## THE REQUEST
Restate the records that follow word for word; no pictures should appear.

## STORED RECORDS
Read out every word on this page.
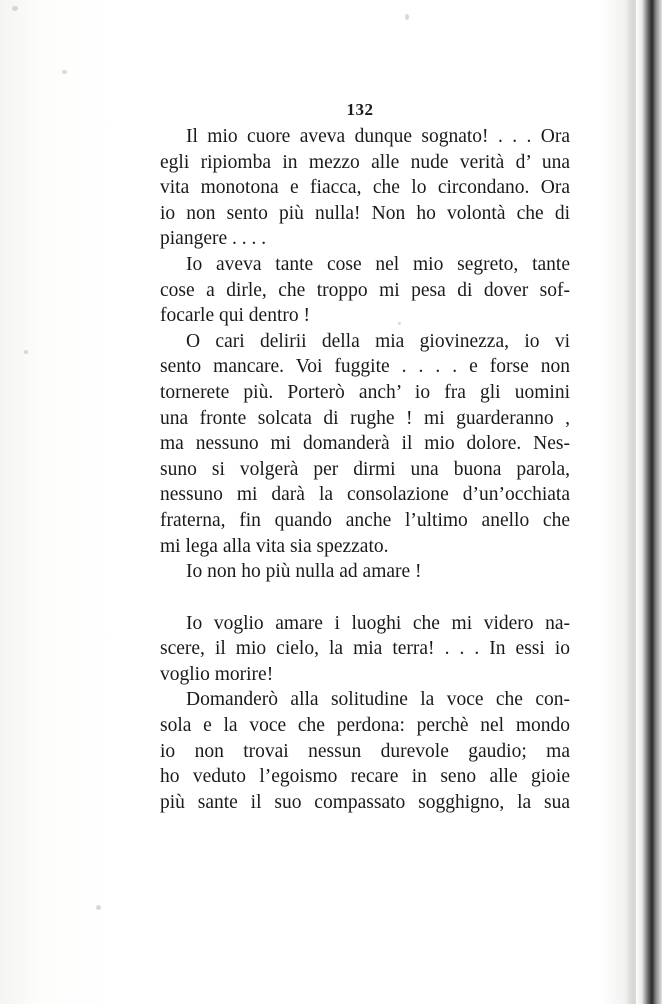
132
Il mio cuore aveva dunque sognato! . . . Ora
egli ripiomba in mezzo alle nude verità d’ una
vita monotona e fiacca, che lo circondano. Ora
io non sento più nulla! Non ho volontà che di
piangere . . . .
Io aveva tante cose nel mio segreto, tante
cose a dirle, che troppo mi pesa di dover sof-
focarle qui dentro !
O cari delirii della mia giovinezza, io vi
sento mancare. Voi fuggite . . . . e forse non
tornerete più. Porterò anch’ io fra gli uomini
una fronte solcata di rughe ! mi guarderanno ,
ma nessuno mi domanderà il mio dolore. Nes-
suno si volgerà per dirmi una buona parola,
nessuno mi darà la consolazione d’un’occhiata
fraterna, fin quando anche l’ultimo anello che
mi lega alla vita sia spezzato.
Io non ho più nulla ad amare !
Io voglio amare i luoghi che mi videro na-
scere, il mio cielo, la mia terra! . . . In essi io
voglio morire!
Domanderò alla solitudine la voce che con-
sola e la voce che perdona: perchè nel mondo
io non trovai nessun durevole gaudio; ma
ho veduto l’egoismo recare in seno alle gioie
più sante il suo compassato sogghigno, la sua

## THE COMPLETED TASK
Read out every word on this page.
132
Il mio cuore aveva dunque sognato! . . . Ora
egli ripiomba in mezzo alle nude verità d’ una
vita monotona e fiacca, che lo circondano. Ora
io non sento più nulla! Non ho volontà che di
piangere . . . .
Io aveva tante cose nel mio segreto, tante
cose a dirle, che troppo mi pesa di dover sof-
focarle qui dentro !
O cari delirii della mia giovinezza, io vi
sento mancare. Voi fuggite . . . . e forse non
tornerete più. Porterò anch’ io fra gli uomini
una fronte solcata di rughe ! mi guarderanno ,
ma nessuno mi domanderà il mio dolore. Nes-
suno si volgerà per dirmi una buona parola,
nessuno mi darà la consolazione d’un’occhiata
fraterna, fin quando anche l’ultimo anello che
mi lega alla vita sia spezzato.
Io non ho più nulla ad amare !
Io voglio amare i luoghi che mi videro na-
scere, il mio cielo, la mia terra! . . . In essi io
voglio morire!
Domanderò alla solitudine la voce che con-
sola e la voce che perdona: perchè nel mondo
io non trovai nessun durevole gaudio; ma
ho veduto l’egoismo recare in seno alle gioie
più sante il suo compassato sogghigno, la sua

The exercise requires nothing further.